*What to produce:* Report all lines from the entries below in which "title" appears.

*Listing:*
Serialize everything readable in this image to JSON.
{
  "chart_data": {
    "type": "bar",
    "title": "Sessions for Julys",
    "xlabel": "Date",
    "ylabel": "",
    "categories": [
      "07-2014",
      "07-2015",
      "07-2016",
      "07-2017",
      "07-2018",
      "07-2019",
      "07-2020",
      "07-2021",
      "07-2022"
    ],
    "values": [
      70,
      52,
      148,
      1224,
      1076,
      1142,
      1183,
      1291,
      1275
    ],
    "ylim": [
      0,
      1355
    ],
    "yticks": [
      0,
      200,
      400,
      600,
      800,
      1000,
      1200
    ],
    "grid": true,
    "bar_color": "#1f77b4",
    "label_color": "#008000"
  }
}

---

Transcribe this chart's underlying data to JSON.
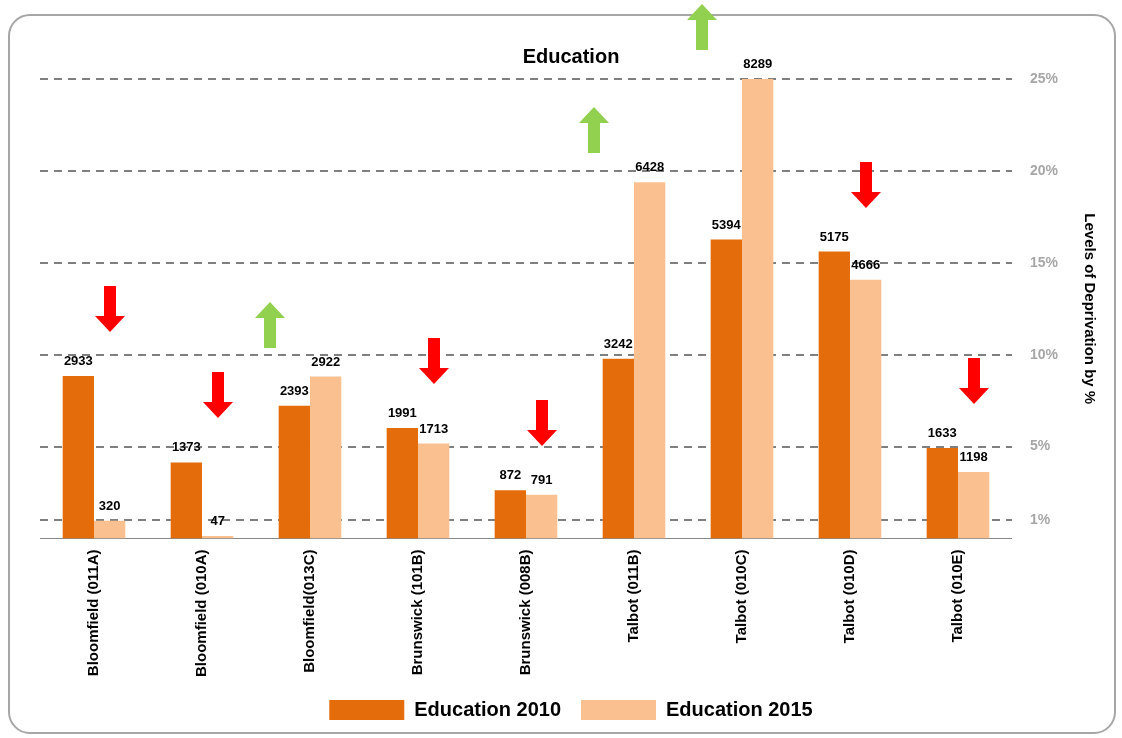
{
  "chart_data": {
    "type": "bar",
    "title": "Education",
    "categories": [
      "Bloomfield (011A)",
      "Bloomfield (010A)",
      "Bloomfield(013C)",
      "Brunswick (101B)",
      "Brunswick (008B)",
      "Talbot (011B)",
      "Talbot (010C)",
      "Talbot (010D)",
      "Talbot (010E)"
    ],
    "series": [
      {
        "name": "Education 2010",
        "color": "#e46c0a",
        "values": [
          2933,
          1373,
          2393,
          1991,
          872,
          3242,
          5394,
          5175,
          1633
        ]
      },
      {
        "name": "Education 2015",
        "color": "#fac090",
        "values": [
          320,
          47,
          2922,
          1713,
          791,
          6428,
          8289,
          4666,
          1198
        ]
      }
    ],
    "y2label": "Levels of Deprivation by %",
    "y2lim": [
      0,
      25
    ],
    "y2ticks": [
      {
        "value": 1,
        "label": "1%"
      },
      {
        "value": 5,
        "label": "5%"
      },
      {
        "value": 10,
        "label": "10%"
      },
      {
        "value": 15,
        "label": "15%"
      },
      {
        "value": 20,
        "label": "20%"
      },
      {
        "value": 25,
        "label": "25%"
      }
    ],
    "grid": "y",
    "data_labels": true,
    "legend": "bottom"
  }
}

*Final result:*
    "title": "Sessions for Julys",
    "title": "Education",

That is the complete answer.